§ PROMPT
Please print, without any change, the rows from the very first line up to and including the line containing "- contact-line-2: 市财政局".

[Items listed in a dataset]
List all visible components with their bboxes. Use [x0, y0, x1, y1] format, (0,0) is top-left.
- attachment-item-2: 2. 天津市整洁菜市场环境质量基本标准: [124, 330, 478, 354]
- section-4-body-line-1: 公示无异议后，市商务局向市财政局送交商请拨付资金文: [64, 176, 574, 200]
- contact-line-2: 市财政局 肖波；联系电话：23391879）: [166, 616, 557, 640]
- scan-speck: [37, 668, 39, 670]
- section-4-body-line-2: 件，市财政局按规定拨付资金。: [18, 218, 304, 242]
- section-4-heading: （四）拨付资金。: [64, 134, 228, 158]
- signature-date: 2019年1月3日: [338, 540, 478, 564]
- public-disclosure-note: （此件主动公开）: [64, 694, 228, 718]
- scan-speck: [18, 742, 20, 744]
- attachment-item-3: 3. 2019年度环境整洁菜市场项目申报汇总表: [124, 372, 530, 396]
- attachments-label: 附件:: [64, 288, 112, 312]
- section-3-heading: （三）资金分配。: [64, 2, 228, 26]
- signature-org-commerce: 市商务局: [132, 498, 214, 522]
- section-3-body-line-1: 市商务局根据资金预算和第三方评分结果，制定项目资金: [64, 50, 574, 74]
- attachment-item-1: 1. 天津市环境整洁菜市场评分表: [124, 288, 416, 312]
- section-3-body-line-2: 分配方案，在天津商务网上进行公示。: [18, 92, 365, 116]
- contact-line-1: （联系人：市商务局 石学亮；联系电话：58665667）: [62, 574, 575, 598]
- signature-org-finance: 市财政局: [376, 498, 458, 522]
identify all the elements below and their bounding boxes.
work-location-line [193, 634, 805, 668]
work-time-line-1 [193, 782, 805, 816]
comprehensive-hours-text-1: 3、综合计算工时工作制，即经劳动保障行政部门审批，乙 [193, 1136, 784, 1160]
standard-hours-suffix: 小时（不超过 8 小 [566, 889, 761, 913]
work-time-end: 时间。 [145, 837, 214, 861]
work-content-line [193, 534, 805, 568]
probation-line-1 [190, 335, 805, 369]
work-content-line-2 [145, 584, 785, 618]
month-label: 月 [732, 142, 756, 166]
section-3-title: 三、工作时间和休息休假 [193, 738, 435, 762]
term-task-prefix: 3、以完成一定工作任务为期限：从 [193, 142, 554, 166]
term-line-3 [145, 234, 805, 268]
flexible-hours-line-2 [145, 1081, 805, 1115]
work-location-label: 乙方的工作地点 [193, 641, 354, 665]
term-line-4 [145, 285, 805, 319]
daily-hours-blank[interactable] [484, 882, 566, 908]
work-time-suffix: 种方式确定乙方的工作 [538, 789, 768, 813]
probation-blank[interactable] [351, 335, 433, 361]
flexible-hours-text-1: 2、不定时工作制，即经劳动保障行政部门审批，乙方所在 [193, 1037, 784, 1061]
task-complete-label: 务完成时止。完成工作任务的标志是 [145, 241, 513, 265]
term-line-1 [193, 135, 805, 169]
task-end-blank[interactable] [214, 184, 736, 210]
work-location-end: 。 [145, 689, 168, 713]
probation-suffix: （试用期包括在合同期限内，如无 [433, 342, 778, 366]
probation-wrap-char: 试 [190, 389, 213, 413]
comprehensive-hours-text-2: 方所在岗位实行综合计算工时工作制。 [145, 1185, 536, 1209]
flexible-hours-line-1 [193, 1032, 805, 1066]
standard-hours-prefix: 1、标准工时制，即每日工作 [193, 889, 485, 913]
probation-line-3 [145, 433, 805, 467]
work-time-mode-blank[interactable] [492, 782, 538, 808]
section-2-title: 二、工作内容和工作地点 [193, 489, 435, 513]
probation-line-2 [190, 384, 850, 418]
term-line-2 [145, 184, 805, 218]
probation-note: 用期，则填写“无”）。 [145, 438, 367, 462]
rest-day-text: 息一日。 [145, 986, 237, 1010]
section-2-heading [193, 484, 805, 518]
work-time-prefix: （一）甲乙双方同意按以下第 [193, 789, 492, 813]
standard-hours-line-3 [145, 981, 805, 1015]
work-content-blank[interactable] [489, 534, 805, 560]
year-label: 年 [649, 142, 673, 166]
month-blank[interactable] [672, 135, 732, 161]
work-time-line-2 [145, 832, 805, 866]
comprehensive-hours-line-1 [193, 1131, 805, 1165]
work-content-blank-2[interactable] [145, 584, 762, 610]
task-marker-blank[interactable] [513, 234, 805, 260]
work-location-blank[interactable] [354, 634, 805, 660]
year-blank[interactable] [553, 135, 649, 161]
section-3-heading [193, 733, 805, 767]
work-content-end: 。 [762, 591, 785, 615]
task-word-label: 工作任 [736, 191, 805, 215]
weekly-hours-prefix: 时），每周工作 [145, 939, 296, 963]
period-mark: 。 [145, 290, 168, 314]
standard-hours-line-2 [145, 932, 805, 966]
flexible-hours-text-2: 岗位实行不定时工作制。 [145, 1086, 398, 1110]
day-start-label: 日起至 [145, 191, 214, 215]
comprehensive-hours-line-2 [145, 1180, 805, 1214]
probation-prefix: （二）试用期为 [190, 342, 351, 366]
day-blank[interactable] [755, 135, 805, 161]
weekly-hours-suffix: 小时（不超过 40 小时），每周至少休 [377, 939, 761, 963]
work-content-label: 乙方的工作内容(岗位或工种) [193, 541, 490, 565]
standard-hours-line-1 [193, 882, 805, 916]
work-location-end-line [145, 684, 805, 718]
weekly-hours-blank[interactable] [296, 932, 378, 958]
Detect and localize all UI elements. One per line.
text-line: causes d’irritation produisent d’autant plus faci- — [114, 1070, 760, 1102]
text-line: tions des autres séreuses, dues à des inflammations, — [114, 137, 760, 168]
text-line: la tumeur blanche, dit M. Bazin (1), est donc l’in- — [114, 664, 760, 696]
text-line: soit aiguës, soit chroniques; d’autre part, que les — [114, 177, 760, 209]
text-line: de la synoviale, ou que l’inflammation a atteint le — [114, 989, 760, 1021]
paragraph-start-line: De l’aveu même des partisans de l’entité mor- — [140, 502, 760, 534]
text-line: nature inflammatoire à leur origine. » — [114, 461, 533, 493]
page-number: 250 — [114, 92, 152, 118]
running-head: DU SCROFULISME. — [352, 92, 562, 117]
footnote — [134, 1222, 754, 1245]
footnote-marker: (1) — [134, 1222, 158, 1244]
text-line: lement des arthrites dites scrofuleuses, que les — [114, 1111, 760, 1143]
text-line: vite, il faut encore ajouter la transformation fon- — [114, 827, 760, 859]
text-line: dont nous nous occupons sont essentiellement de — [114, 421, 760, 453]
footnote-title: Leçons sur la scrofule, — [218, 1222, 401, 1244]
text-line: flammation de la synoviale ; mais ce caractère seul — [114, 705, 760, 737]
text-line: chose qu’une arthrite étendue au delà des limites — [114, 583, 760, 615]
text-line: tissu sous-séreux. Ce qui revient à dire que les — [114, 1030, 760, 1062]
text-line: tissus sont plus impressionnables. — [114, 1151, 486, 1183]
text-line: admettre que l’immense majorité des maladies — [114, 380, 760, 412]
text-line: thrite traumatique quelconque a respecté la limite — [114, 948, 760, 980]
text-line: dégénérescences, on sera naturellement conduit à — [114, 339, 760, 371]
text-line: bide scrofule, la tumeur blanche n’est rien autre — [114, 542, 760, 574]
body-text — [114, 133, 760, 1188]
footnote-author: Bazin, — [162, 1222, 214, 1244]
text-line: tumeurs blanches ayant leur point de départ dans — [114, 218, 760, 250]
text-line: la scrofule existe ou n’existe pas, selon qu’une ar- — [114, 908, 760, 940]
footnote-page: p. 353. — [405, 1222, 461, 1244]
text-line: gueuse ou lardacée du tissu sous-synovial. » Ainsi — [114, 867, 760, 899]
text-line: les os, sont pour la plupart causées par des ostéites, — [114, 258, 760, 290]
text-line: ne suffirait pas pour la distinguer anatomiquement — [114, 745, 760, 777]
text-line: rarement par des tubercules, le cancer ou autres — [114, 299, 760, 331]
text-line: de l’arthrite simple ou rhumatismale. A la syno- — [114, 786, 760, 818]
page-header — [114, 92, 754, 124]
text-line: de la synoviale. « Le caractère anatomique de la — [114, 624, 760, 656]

§ TASK SOLUTION
List all visible components with their bboxes. Use [x0, y0, x1, y1] format, (0,0) is top-left.
- attachment-item-2: 2. 天津市整洁菜市场环境质量基本标准: [124, 330, 478, 354]
- section-4-body-line-1: 公示无异议后，市商务局向市财政局送交商请拨付资金文: [64, 176, 574, 200]
- contact-line-2: 市财政局 肖波；联系电话：23391879）: [166, 616, 557, 640]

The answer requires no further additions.